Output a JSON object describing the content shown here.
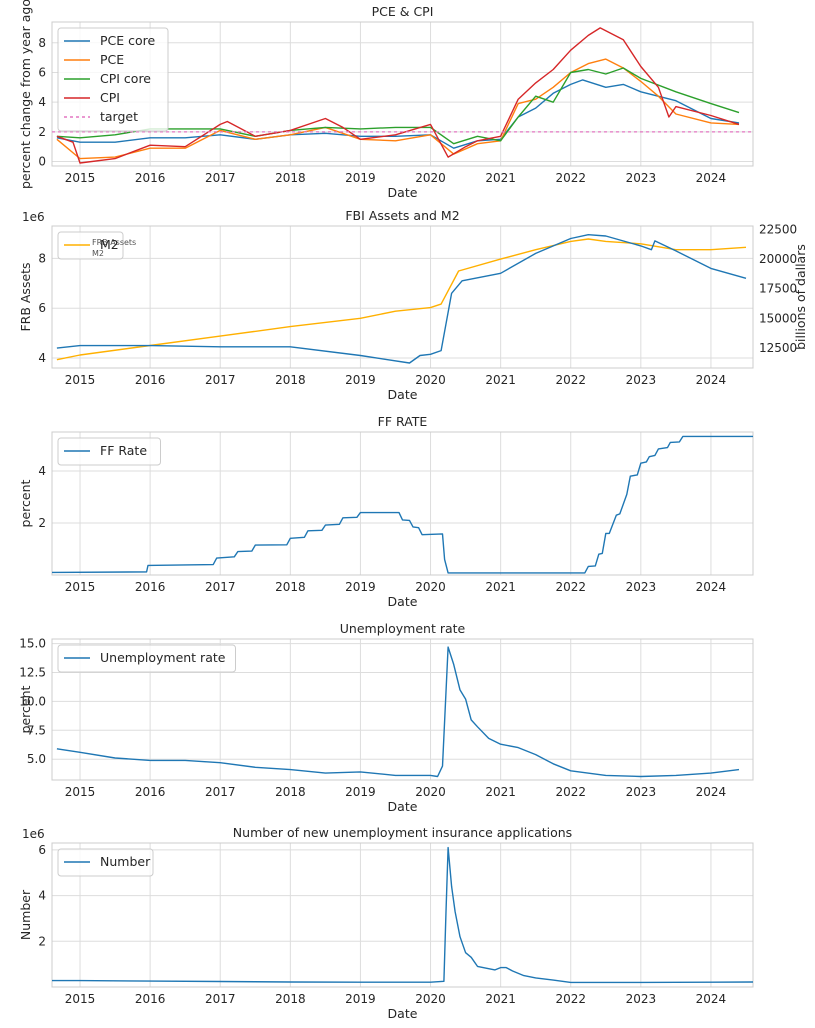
{
  "colors": {
    "blue": "#1f77b4",
    "orange": "#ff7f0e",
    "green": "#2ca02c",
    "red": "#d62728",
    "pink": "#e377c2",
    "gold": "#ffb000",
    "grid": "#dddddd",
    "frame": "#cccccc"
  },
  "chart_data": [
    {
      "type": "line",
      "title": "PCE & CPI",
      "xlabel": "Date",
      "ylabel": "percent change from year ago",
      "xlim": [
        2014.6,
        2024.6
      ],
      "ylim": [
        -0.3,
        9.4
      ],
      "x_ticks": [
        "2015",
        "2016",
        "2017",
        "2018",
        "2019",
        "2020",
        "2021",
        "2022",
        "2023",
        "2024"
      ],
      "y_ticks": [
        "0",
        "2",
        "4",
        "6",
        "8"
      ],
      "grid": true,
      "legend_placement": "upper-left",
      "series": [
        {
          "name": "PCE core",
          "color": "#1f77b4",
          "x": [
            2014.67,
            2015,
            2015.5,
            2016,
            2016.5,
            2017,
            2017.5,
            2018,
            2018.5,
            2019,
            2019.5,
            2020,
            2020.33,
            2020.67,
            2021,
            2021.25,
            2021.5,
            2021.75,
            2022,
            2022.17,
            2022.5,
            2022.75,
            2023,
            2023.5,
            2024,
            2024.4
          ],
          "y": [
            1.6,
            1.3,
            1.3,
            1.6,
            1.6,
            1.8,
            1.5,
            1.8,
            1.9,
            1.7,
            1.7,
            1.8,
            0.9,
            1.4,
            1.5,
            3.0,
            3.6,
            4.6,
            5.2,
            5.5,
            5.0,
            5.2,
            4.7,
            4.1,
            2.9,
            2.6
          ]
        },
        {
          "name": "PCE",
          "color": "#ff7f0e",
          "x": [
            2014.67,
            2015,
            2015.5,
            2016,
            2016.5,
            2017,
            2017.5,
            2018,
            2018.5,
            2019,
            2019.5,
            2020,
            2020.33,
            2020.67,
            2021,
            2021.25,
            2021.5,
            2021.75,
            2022,
            2022.25,
            2022.5,
            2022.75,
            2023,
            2023.25,
            2023.5,
            2024,
            2024.4
          ],
          "y": [
            1.5,
            0.2,
            0.3,
            0.9,
            0.9,
            2.1,
            1.5,
            1.8,
            2.3,
            1.5,
            1.4,
            1.8,
            0.5,
            1.2,
            1.4,
            3.9,
            4.2,
            5.0,
            6.0,
            6.6,
            6.9,
            6.3,
            5.4,
            4.4,
            3.2,
            2.6,
            2.5
          ]
        },
        {
          "name": "CPI core",
          "color": "#2ca02c",
          "x": [
            2014.67,
            2015,
            2015.5,
            2016,
            2016.5,
            2017,
            2017.5,
            2018,
            2018.5,
            2019,
            2019.5,
            2020,
            2020.33,
            2020.67,
            2021,
            2021.25,
            2021.5,
            2021.75,
            2022,
            2022.25,
            2022.5,
            2022.75,
            2023,
            2023.5,
            2024,
            2024.4
          ],
          "y": [
            1.7,
            1.6,
            1.8,
            2.2,
            2.2,
            2.2,
            1.7,
            2.1,
            2.3,
            2.2,
            2.3,
            2.3,
            1.2,
            1.7,
            1.4,
            3.0,
            4.4,
            4.0,
            6.0,
            6.2,
            5.9,
            6.3,
            5.6,
            4.7,
            3.9,
            3.3
          ]
        },
        {
          "name": "CPI",
          "color": "#d62728",
          "x": [
            2014.67,
            2014.9,
            2015,
            2015.5,
            2016,
            2016.5,
            2017,
            2017.1,
            2017.5,
            2018,
            2018.5,
            2018.75,
            2019,
            2019.5,
            2020,
            2020.25,
            2020.5,
            2020.67,
            2021,
            2021.25,
            2021.5,
            2021.75,
            2022,
            2022.25,
            2022.42,
            2022.75,
            2023,
            2023.25,
            2023.4,
            2023.5,
            2024,
            2024.4
          ],
          "y": [
            1.7,
            1.3,
            -0.1,
            0.2,
            1.1,
            1.0,
            2.5,
            2.7,
            1.7,
            2.1,
            2.9,
            2.3,
            1.5,
            1.8,
            2.5,
            0.3,
            1.0,
            1.4,
            1.7,
            4.2,
            5.3,
            6.2,
            7.5,
            8.5,
            9.0,
            8.2,
            6.4,
            5.0,
            3.0,
            3.7,
            3.1,
            2.5
          ]
        },
        {
          "name": "target",
          "color": "#e377c2",
          "x": [
            2014.6,
            2024.6
          ],
          "y": [
            2,
            2
          ]
        }
      ]
    },
    {
      "type": "line",
      "title": "FBI Assets and M2",
      "xlabel": "Date",
      "ylabel": "FRB Assets",
      "ylabel_right": "billions of dallars",
      "y_multiplier": "1e6",
      "xlim": [
        2014.6,
        2024.6
      ],
      "ylim": [
        3.6,
        9.3
      ],
      "ylim_right": [
        10800,
        22800
      ],
      "x_ticks": [
        "2015",
        "2016",
        "2017",
        "2018",
        "2019",
        "2020",
        "2021",
        "2022",
        "2023",
        "2024"
      ],
      "y_ticks": [
        "4",
        "6",
        "8"
      ],
      "y_ticks_right": [
        "12500",
        "15000",
        "17500",
        "20000",
        "22500"
      ],
      "grid": true,
      "legend_placement": "upper-left",
      "legend_ghost_text": [
        "FRB Assets",
        "M2"
      ],
      "series": [
        {
          "name": "M2",
          "axis": "right",
          "color": "#ffb000",
          "x": [
            2014.67,
            2015,
            2016,
            2017,
            2018,
            2019,
            2019.5,
            2020,
            2020.15,
            2020.4,
            2021,
            2021.5,
            2022,
            2022.25,
            2022.5,
            2023,
            2023.5,
            2024,
            2024.5
          ],
          "y": [
            11500,
            11900,
            12700,
            13500,
            14300,
            15000,
            15600,
            15900,
            16200,
            19000,
            20000,
            20800,
            21500,
            21700,
            21500,
            21300,
            20800,
            20800,
            21000
          ]
        },
        {
          "name": "FRB Assets",
          "axis": "left",
          "color": "#1f77b4",
          "x": [
            2014.67,
            2015,
            2016,
            2017,
            2018,
            2019,
            2019.7,
            2019.85,
            2020,
            2020.15,
            2020.3,
            2020.45,
            2021,
            2021.5,
            2022,
            2022.25,
            2022.5,
            2023,
            2023.15,
            2023.2,
            2023.5,
            2024,
            2024.5
          ],
          "y": [
            4.4,
            4.5,
            4.5,
            4.45,
            4.45,
            4.1,
            3.8,
            4.1,
            4.15,
            4.3,
            6.6,
            7.1,
            7.4,
            8.2,
            8.8,
            8.95,
            8.9,
            8.5,
            8.35,
            8.7,
            8.3,
            7.6,
            7.2
          ]
        }
      ]
    },
    {
      "type": "line",
      "title": "FF RATE",
      "xlabel": "Date",
      "ylabel": "percent",
      "xlim": [
        2014.6,
        2024.6
      ],
      "ylim": [
        0,
        5.5
      ],
      "x_ticks": [
        "2015",
        "2016",
        "2017",
        "2018",
        "2019",
        "2020",
        "2021",
        "2022",
        "2023",
        "2024"
      ],
      "y_ticks": [
        "2",
        "4"
      ],
      "grid": true,
      "legend_placement": "upper-left",
      "series": [
        {
          "name": "FF Rate",
          "color": "#1f77b4",
          "x": [
            2014.6,
            2015.95,
            2015.97,
            2016.9,
            2016.95,
            2017.2,
            2017.25,
            2017.45,
            2017.5,
            2017.95,
            2018.0,
            2018.2,
            2018.25,
            2018.45,
            2018.5,
            2018.7,
            2018.75,
            2018.95,
            2019.0,
            2019.55,
            2019.6,
            2019.7,
            2019.75,
            2019.83,
            2019.88,
            2020.17,
            2020.2,
            2020.25,
            2022.2,
            2022.25,
            2022.35,
            2022.4,
            2022.45,
            2022.5,
            2022.55,
            2022.65,
            2022.7,
            2022.8,
            2022.85,
            2022.95,
            2023.0,
            2023.08,
            2023.12,
            2023.2,
            2023.25,
            2023.38,
            2023.42,
            2023.55,
            2023.6,
            2024.6
          ],
          "y": [
            0.1,
            0.12,
            0.37,
            0.4,
            0.65,
            0.7,
            0.9,
            0.92,
            1.15,
            1.16,
            1.41,
            1.45,
            1.7,
            1.72,
            1.92,
            1.95,
            2.2,
            2.22,
            2.4,
            2.4,
            2.12,
            2.1,
            1.85,
            1.82,
            1.55,
            1.58,
            0.6,
            0.08,
            0.08,
            0.33,
            0.35,
            0.8,
            0.83,
            1.6,
            1.6,
            2.3,
            2.35,
            3.1,
            3.8,
            3.85,
            4.3,
            4.35,
            4.55,
            4.6,
            4.85,
            4.9,
            5.1,
            5.12,
            5.33,
            5.33
          ]
        }
      ]
    },
    {
      "type": "line",
      "title": "Unemployment rate",
      "xlabel": "Date",
      "ylabel": "percent",
      "xlim": [
        2014.6,
        2024.6
      ],
      "ylim": [
        3.2,
        15.4
      ],
      "x_ticks": [
        "2015",
        "2016",
        "2017",
        "2018",
        "2019",
        "2020",
        "2021",
        "2022",
        "2023",
        "2024"
      ],
      "y_ticks": [
        "5.0",
        "7.5",
        "10.0",
        "12.5",
        "15.0"
      ],
      "grid": true,
      "legend_placement": "upper-left",
      "series": [
        {
          "name": "Unemployment rate",
          "color": "#1f77b4",
          "x": [
            2014.67,
            2015,
            2015.5,
            2016,
            2016.5,
            2017,
            2017.5,
            2018,
            2018.5,
            2019,
            2019.5,
            2020,
            2020.1,
            2020.17,
            2020.25,
            2020.33,
            2020.42,
            2020.5,
            2020.58,
            2020.67,
            2020.83,
            2021,
            2021.25,
            2021.5,
            2021.75,
            2022,
            2022.5,
            2023,
            2023.5,
            2024,
            2024.4
          ],
          "y": [
            5.9,
            5.6,
            5.1,
            4.9,
            4.9,
            4.7,
            4.3,
            4.1,
            3.8,
            3.9,
            3.6,
            3.6,
            3.5,
            4.4,
            14.7,
            13.2,
            11.0,
            10.2,
            8.4,
            7.8,
            6.8,
            6.3,
            6.0,
            5.4,
            4.6,
            4.0,
            3.6,
            3.5,
            3.6,
            3.8,
            4.1
          ]
        }
      ]
    },
    {
      "type": "line",
      "title": "Number of new unemployment insurance applications",
      "xlabel": "Date",
      "ylabel": "Number",
      "y_multiplier": "1e6",
      "xlim": [
        2014.6,
        2024.6
      ],
      "ylim": [
        0,
        6.3
      ],
      "x_ticks": [
        "2015",
        "2016",
        "2017",
        "2018",
        "2019",
        "2020",
        "2021",
        "2022",
        "2023",
        "2024"
      ],
      "y_ticks": [
        "2",
        "4",
        "6"
      ],
      "grid": true,
      "legend_placement": "upper-left",
      "series": [
        {
          "name": "Number",
          "color": "#1f77b4",
          "x": [
            2014.6,
            2015,
            2016,
            2017,
            2018,
            2019,
            2020,
            2020.19,
            2020.22,
            2020.25,
            2020.3,
            2020.35,
            2020.42,
            2020.5,
            2020.58,
            2020.67,
            2020.75,
            2020.83,
            2020.92,
            2021,
            2021.08,
            2021.17,
            2021.33,
            2021.5,
            2021.75,
            2022,
            2023,
            2024,
            2024.6
          ],
          "y": [
            0.28,
            0.28,
            0.26,
            0.24,
            0.22,
            0.21,
            0.21,
            0.25,
            3.3,
            6.1,
            4.4,
            3.3,
            2.2,
            1.5,
            1.3,
            0.9,
            0.85,
            0.8,
            0.75,
            0.85,
            0.85,
            0.7,
            0.5,
            0.4,
            0.3,
            0.2,
            0.2,
            0.21,
            0.22
          ]
        }
      ]
    }
  ]
}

-=-=-=-=-

Pull every line containing "Number" out of the records.

**Result below**
      "title": "Number of new unemployment insurance applications",
      "ylabel": "Number",
          "name": "Number",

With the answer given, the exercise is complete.